### What you need to do
Filter the records for lines holding the string "text".

BEGIN Data for this task

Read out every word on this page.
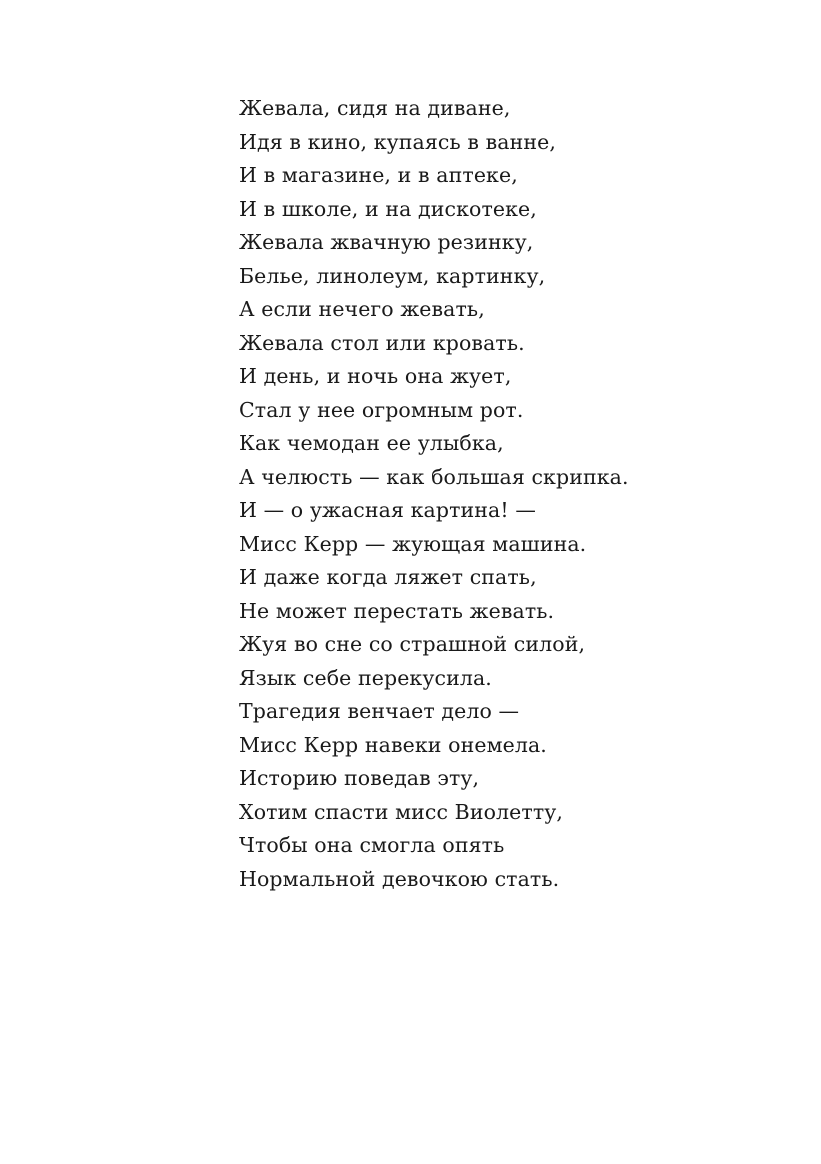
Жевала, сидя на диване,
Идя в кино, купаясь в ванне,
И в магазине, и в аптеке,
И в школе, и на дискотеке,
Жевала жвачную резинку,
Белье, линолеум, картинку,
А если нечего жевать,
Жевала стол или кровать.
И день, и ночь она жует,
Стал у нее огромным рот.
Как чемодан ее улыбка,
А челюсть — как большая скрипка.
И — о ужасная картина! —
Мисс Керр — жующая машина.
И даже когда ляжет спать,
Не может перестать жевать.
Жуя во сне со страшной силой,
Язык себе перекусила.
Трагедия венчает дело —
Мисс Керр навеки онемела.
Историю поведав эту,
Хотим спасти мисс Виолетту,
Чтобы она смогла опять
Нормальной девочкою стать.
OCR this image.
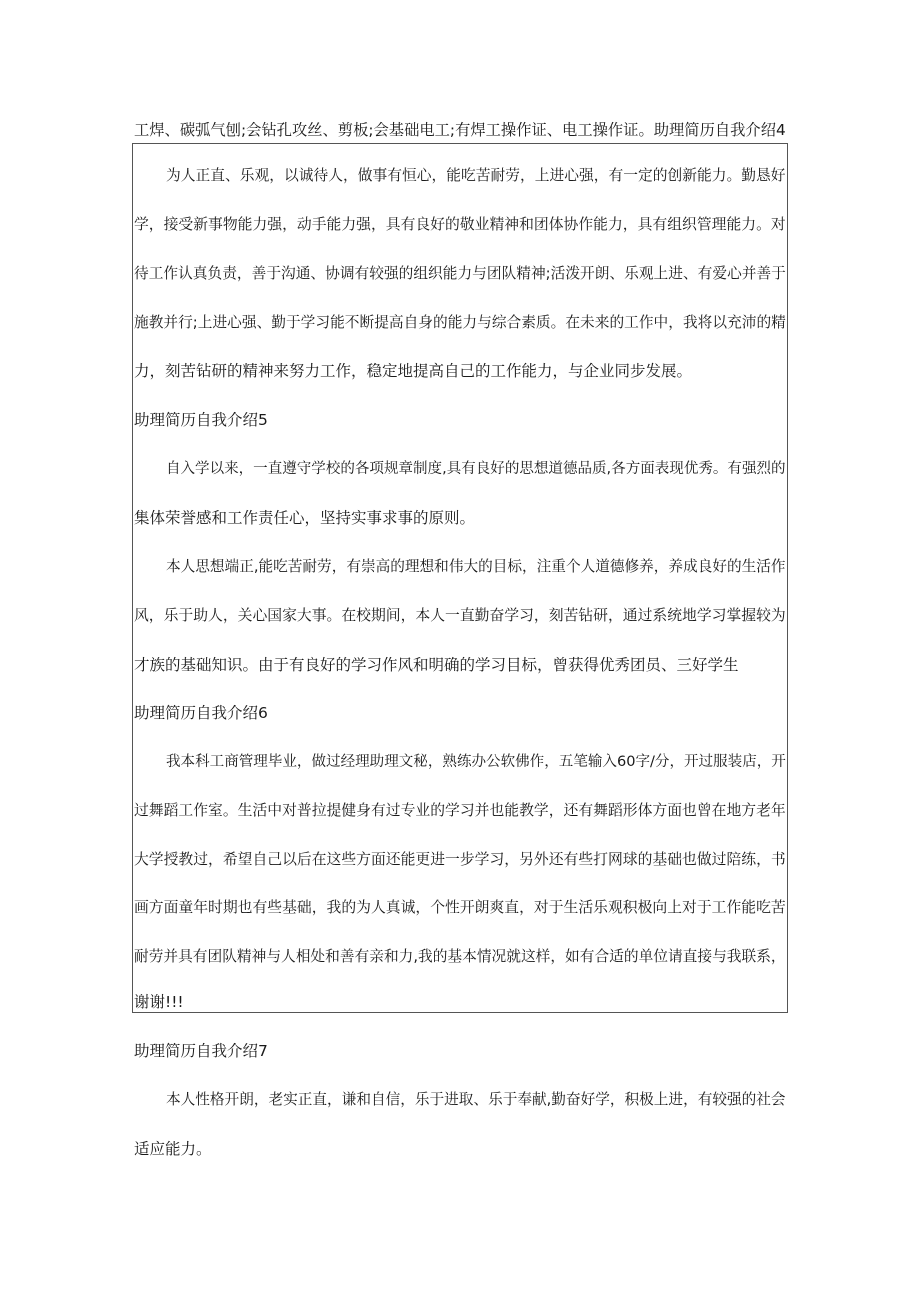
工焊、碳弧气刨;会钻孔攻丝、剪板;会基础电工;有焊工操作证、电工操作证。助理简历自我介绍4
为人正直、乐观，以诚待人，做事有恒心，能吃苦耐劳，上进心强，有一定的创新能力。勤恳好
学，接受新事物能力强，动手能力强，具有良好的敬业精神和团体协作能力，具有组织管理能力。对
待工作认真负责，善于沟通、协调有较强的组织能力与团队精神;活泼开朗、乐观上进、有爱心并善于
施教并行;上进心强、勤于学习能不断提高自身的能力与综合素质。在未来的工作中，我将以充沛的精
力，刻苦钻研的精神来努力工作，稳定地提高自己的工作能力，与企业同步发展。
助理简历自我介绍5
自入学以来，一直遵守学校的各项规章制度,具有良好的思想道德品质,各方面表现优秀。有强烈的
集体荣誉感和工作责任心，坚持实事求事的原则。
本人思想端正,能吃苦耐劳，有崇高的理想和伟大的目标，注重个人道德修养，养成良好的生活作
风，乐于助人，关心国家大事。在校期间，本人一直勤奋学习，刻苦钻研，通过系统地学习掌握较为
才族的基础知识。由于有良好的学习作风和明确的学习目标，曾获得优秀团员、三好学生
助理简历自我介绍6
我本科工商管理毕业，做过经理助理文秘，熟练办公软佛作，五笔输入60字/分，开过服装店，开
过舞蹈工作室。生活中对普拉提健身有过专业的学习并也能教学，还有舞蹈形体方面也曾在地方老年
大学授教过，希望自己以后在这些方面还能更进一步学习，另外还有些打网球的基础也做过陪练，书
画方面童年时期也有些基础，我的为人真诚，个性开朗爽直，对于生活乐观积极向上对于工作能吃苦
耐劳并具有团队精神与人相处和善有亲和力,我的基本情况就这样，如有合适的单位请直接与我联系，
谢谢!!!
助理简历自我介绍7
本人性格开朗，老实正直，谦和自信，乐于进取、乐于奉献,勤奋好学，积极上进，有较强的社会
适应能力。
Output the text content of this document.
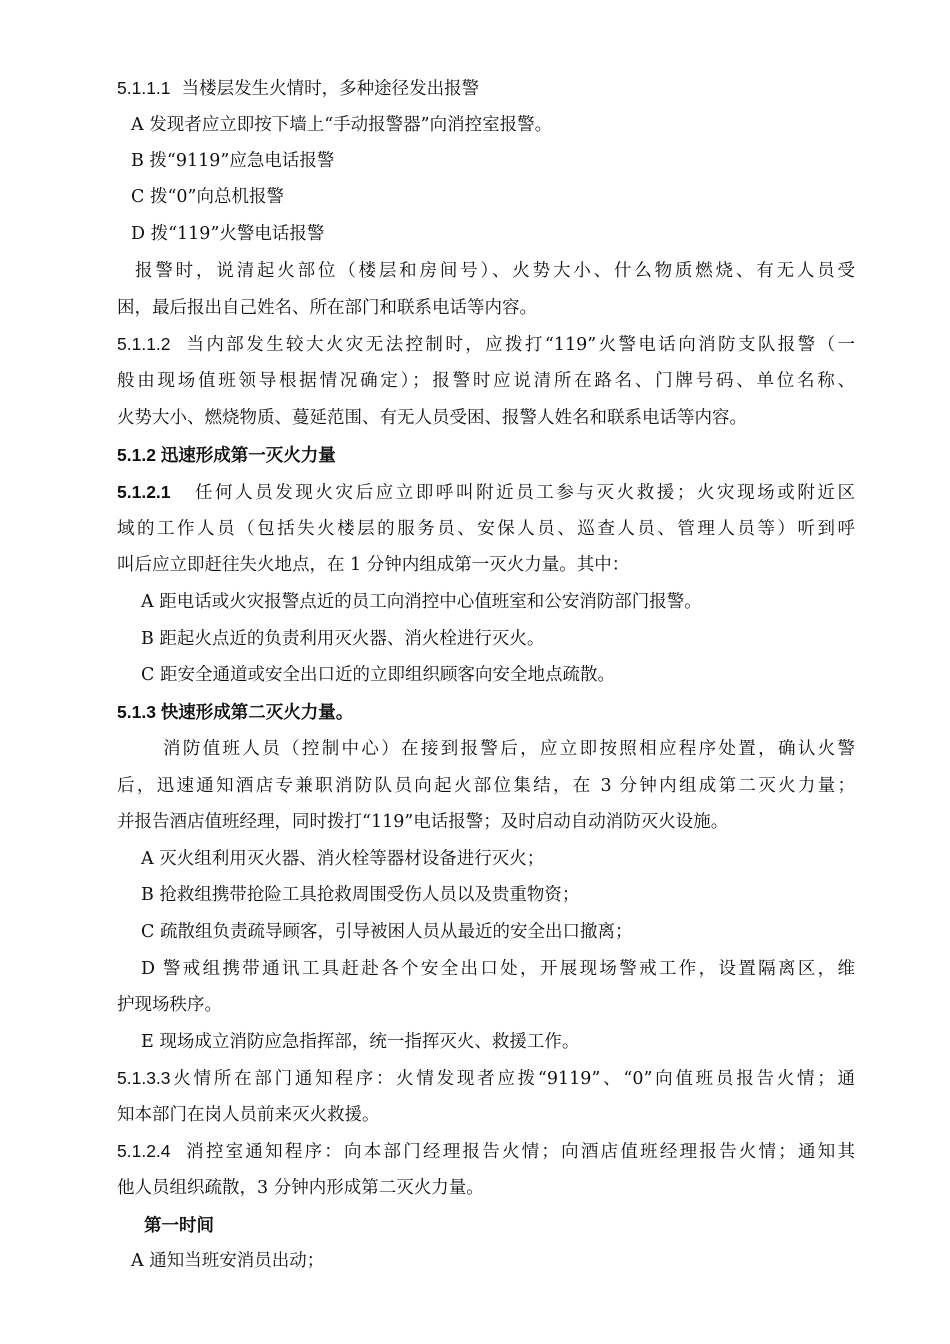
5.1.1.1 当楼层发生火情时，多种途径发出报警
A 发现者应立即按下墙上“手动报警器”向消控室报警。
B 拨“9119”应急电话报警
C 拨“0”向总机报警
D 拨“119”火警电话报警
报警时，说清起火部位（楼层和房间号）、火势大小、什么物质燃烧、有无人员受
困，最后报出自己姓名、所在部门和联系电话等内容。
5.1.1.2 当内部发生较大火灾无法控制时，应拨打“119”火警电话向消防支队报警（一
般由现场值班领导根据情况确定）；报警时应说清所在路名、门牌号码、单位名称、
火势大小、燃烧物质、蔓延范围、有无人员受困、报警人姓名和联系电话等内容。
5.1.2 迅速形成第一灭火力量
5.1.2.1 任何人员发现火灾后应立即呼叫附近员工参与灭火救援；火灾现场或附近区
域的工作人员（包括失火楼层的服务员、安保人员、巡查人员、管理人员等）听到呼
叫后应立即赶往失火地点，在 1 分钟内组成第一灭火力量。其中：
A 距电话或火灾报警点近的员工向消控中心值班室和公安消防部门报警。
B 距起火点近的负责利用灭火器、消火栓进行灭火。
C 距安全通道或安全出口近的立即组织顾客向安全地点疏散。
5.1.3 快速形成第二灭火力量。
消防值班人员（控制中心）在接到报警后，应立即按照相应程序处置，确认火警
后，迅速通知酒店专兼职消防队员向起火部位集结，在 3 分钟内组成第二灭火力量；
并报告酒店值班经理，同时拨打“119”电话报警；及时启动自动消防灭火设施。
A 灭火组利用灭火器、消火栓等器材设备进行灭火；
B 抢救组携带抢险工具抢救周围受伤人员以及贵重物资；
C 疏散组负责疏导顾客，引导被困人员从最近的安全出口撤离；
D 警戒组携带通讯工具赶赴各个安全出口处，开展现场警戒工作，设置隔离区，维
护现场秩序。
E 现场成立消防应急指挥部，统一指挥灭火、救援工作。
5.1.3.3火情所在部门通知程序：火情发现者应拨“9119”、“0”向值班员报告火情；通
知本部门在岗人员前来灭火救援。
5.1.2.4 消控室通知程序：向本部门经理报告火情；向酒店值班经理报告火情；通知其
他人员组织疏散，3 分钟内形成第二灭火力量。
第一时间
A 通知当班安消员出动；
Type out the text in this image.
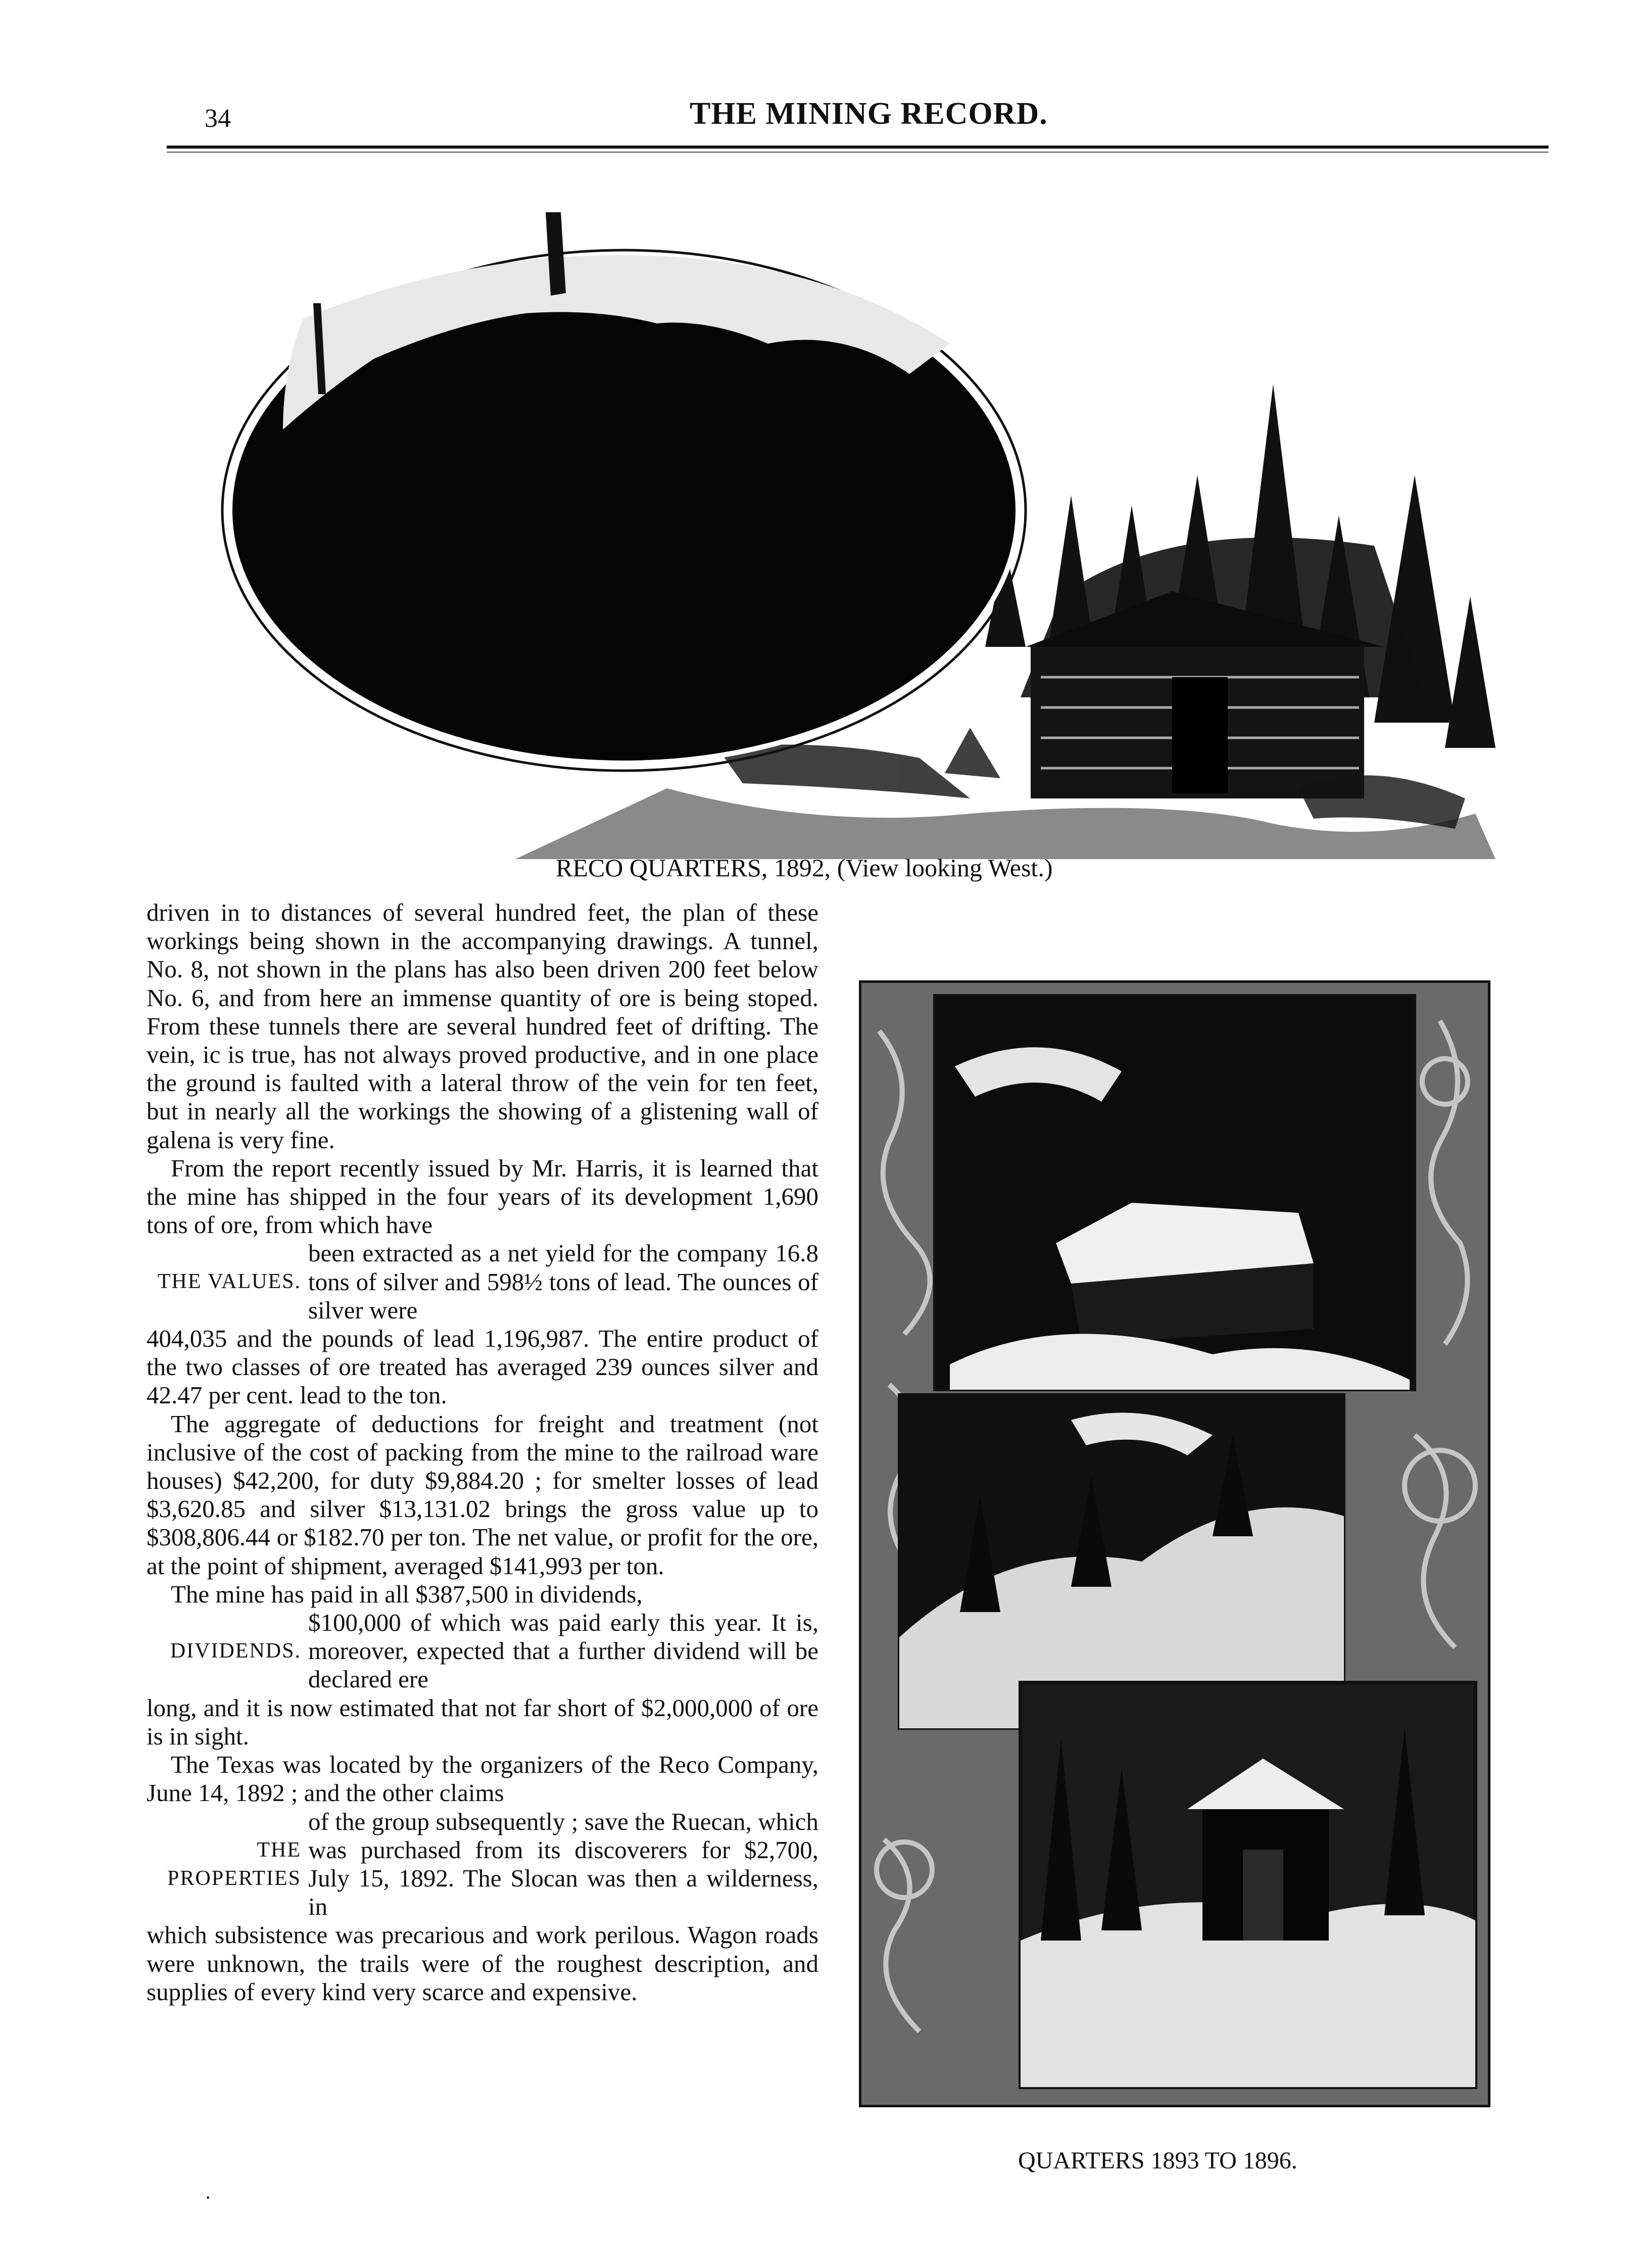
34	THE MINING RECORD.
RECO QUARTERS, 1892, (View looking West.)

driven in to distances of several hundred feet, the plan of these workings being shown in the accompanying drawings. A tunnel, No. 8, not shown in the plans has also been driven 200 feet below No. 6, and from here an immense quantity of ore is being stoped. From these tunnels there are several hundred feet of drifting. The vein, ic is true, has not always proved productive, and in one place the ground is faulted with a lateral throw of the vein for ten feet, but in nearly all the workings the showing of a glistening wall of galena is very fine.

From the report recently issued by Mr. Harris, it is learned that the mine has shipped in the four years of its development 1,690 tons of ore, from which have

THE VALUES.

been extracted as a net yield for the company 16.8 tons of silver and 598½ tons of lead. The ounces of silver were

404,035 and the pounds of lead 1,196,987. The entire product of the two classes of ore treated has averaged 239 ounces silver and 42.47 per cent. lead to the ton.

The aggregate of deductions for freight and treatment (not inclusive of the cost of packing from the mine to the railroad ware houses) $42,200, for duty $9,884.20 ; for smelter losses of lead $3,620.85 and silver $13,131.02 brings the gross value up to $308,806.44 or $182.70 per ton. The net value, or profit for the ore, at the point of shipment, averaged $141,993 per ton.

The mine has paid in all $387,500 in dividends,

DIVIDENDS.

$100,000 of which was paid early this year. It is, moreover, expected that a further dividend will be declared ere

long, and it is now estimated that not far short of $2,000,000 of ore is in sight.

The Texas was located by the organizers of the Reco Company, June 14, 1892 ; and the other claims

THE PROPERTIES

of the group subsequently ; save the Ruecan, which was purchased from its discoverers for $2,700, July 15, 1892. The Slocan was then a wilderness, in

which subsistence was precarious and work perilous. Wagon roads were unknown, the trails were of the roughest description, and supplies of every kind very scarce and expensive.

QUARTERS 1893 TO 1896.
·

END Data for this task

### Result for this exercise
Output the text content of this document.
Type out the text in this image.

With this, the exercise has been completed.